▶ CHALLENGE
What follows is a listing to be transcribed exactly.

======== PROVIDED INFORMATION

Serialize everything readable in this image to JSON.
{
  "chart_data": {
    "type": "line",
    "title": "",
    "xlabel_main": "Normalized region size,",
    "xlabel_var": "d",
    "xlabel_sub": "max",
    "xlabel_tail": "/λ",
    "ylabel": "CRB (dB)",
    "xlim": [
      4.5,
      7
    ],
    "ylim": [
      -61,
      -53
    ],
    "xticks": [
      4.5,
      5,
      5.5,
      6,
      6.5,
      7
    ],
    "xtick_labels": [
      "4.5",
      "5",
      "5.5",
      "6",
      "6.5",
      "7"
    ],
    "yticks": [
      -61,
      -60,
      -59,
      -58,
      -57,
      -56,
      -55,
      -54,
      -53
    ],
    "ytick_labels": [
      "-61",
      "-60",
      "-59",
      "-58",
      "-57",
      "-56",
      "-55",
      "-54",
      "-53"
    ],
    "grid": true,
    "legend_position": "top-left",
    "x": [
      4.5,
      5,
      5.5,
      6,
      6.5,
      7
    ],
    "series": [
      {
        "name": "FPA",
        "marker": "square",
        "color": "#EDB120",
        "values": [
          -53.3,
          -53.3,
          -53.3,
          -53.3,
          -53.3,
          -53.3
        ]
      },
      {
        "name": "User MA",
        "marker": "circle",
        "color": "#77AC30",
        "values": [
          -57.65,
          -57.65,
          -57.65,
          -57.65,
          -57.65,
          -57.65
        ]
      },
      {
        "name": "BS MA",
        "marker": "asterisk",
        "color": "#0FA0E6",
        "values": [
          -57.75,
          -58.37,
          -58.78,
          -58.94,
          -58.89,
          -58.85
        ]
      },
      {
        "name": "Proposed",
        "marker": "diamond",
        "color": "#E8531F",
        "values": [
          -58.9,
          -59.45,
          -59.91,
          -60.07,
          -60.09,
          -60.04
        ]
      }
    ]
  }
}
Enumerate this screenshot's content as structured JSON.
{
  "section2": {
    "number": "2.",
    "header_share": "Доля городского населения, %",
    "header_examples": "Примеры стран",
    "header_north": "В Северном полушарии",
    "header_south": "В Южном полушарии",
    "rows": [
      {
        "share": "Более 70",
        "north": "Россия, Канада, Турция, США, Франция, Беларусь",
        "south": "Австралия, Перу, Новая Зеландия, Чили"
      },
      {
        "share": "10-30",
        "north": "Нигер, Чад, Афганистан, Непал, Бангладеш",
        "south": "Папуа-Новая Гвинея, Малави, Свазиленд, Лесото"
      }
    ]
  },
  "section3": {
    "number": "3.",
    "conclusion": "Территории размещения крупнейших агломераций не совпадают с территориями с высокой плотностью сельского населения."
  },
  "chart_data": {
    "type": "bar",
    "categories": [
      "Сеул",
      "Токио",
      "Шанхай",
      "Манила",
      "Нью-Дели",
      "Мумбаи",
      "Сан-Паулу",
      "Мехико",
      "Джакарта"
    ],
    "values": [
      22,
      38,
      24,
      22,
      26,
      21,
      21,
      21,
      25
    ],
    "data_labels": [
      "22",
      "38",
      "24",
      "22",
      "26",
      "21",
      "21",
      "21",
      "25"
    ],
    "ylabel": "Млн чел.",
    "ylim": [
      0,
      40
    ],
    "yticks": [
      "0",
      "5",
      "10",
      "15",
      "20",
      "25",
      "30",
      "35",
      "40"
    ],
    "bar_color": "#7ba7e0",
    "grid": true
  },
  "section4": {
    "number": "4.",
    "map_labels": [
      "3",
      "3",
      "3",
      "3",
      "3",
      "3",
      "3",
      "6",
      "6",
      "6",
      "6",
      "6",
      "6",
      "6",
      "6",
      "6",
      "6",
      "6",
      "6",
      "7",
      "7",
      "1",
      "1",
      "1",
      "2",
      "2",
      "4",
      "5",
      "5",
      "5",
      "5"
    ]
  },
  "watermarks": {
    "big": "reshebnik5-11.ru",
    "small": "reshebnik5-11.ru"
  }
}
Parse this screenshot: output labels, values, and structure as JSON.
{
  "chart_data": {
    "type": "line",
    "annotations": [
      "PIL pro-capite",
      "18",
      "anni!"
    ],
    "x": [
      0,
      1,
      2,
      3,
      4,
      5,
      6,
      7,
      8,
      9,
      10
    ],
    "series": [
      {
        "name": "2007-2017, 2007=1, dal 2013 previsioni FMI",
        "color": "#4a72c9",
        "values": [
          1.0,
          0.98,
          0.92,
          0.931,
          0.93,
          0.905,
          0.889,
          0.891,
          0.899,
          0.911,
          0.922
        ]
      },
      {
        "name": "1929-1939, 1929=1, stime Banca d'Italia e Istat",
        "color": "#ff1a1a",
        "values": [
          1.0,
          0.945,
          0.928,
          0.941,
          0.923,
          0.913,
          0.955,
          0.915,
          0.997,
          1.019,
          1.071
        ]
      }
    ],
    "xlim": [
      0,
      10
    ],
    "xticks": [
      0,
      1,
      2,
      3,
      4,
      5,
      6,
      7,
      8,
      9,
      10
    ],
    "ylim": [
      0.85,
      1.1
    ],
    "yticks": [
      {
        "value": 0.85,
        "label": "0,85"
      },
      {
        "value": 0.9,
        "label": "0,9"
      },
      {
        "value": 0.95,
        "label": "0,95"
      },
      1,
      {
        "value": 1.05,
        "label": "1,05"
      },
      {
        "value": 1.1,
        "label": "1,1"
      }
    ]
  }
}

================

▶ FINISHED TASK
Serialize everything readable in this image to JSON.
{
  "chart_data": {
    "type": "line",
    "title": "",
    "xlabel_main": "Normalized region size,",
    "xlabel_var": "d",
    "xlabel_sub": "max",
    "xlabel_tail": "/λ",
    "ylabel": "CRB (dB)",
    "xlim": [
      4.5,
      7
    ],
    "ylim": [
      -61,
      -53
    ],
    "xticks": [
      4.5,
      5,
      5.5,
      6,
      6.5,
      7
    ],
    "xtick_labels": [
      "4.5",
      "5",
      "5.5",
      "6",
      "6.5",
      "7"
    ],
    "yticks": [
      -61,
      -60,
      -59,
      -58,
      -57,
      -56,
      -55,
      -54,
      -53
    ],
    "ytick_labels": [
      "-61",
      "-60",
      "-59",
      "-58",
      "-57",
      "-56",
      "-55",
      "-54",
      "-53"
    ],
    "grid": true,
    "legend_position": "top-left",
    "x": [
      4.5,
      5,
      5.5,
      6,
      6.5,
      7
    ],
    "series": [
      {
        "name": "FPA",
        "marker": "square",
        "color": "#EDB120",
        "values": [
          -53.3,
          -53.3,
          -53.3,
          -53.3,
          -53.3,
          -53.3
        ]
      },
      {
        "name": "User MA",
        "marker": "circle",
        "color": "#77AC30",
        "values": [
          -57.65,
          -57.65,
          -57.65,
          -57.65,
          -57.65,
          -57.65
        ]
      },
      {
        "name": "BS MA",
        "marker": "asterisk",
        "color": "#0FA0E6",
        "values": [
          -57.75,
          -58.37,
          -58.78,
          -58.94,
          -58.89,
          -58.85
        ]
      },
      {
        "name": "Proposed",
        "marker": "diamond",
        "color": "#E8531F",
        "values": [
          -58.9,
          -59.45,
          -59.91,
          -60.07,
          -60.09,
          -60.04
        ]
      }
    ]
  }
}
Enumerate this screenshot's content as structured JSON.
{
  "section2": {
    "number": "2.",
    "header_share": "Доля городского населения, %",
    "header_examples": "Примеры стран",
    "header_north": "В Северном полушарии",
    "header_south": "В Южном полушарии",
    "rows": [
      {
        "share": "Более 70",
        "north": "Россия, Канада, Турция, США, Франция, Беларусь",
        "south": "Австралия, Перу, Новая Зеландия, Чили"
      },
      {
        "share": "10-30",
        "north": "Нигер, Чад, Афганистан, Непал, Бангладеш",
        "south": "Папуа-Новая Гвинея, Малави, Свазиленд, Лесото"
      }
    ]
  },
  "section3": {
    "number": "3.",
    "conclusion": "Территории размещения крупнейших агломераций не совпадают с территориями с высокой плотностью сельского населения."
  },
  "chart_data": {
    "type": "bar",
    "categories": [
      "Сеул",
      "Токио",
      "Шанхай",
      "Манила",
      "Нью-Дели",
      "Мумбаи",
      "Сан-Паулу",
      "Мехико",
      "Джакарта"
    ],
    "values": [
      22,
      38,
      24,
      22,
      26,
      21,
      21,
      21,
      25
    ],
    "data_labels": [
      "22",
      "38",
      "24",
      "22",
      "26",
      "21",
      "21",
      "21",
      "25"
    ],
    "ylabel": "Млн чел.",
    "ylim": [
      0,
      40
    ],
    "yticks": [
      "0",
      "5",
      "10",
      "15",
      "20",
      "25",
      "30",
      "35",
      "40"
    ],
    "bar_color": "#7ba7e0",
    "grid": true
  },
  "section4": {
    "number": "4.",
    "map_labels": [
      "3",
      "3",
      "3",
      "3",
      "3",
      "3",
      "3",
      "6",
      "6",
      "6",
      "6",
      "6",
      "6",
      "6",
      "6",
      "6",
      "6",
      "6",
      "6",
      "7",
      "7",
      "1",
      "1",
      "1",
      "2",
      "2",
      "4",
      "5",
      "5",
      "5",
      "5"
    ]
  },
  "watermarks": {
    "big": "reshebnik5-11.ru",
    "small": "reshebnik5-11.ru"
  }
}
Parse this screenshot: output labels, values, and structure as JSON.
{
  "chart_data": {
    "type": "line",
    "annotations": [
      "PIL pro-capite",
      "18",
      "anni!"
    ],
    "x": [
      0,
      1,
      2,
      3,
      4,
      5,
      6,
      7,
      8,
      9,
      10
    ],
    "series": [
      {
        "name": "2007-2017, 2007=1, dal 2013 previsioni FMI",
        "color": "#4a72c9",
        "values": [
          1.0,
          0.98,
          0.92,
          0.931,
          0.93,
          0.905,
          0.889,
          0.891,
          0.899,
          0.911,
          0.922
        ]
      },
      {
        "name": "1929-1939, 1929=1, stime Banca d'Italia e Istat",
        "color": "#ff1a1a",
        "values": [
          1.0,
          0.945,
          0.928,
          0.941,
          0.923,
          0.913,
          0.955,
          0.915,
          0.997,
          1.019,
          1.071
        ]
      }
    ],
    "xlim": [
      0,
      10
    ],
    "xticks": [
      0,
      1,
      2,
      3,
      4,
      5,
      6,
      7,
      8,
      9,
      10
    ],
    "ylim": [
      0.85,
      1.1
    ],
    "yticks": [
      {
        "value": 0.85,
        "label": "0,85"
      },
      {
        "value": 0.9,
        "label": "0,9"
      },
      {
        "value": 0.95,
        "label": "0,95"
      },
      1,
      {
        "value": 1.05,
        "label": "1,05"
      },
      {
        "value": 1.1,
        "label": "1,1"
      }
    ]
  }
}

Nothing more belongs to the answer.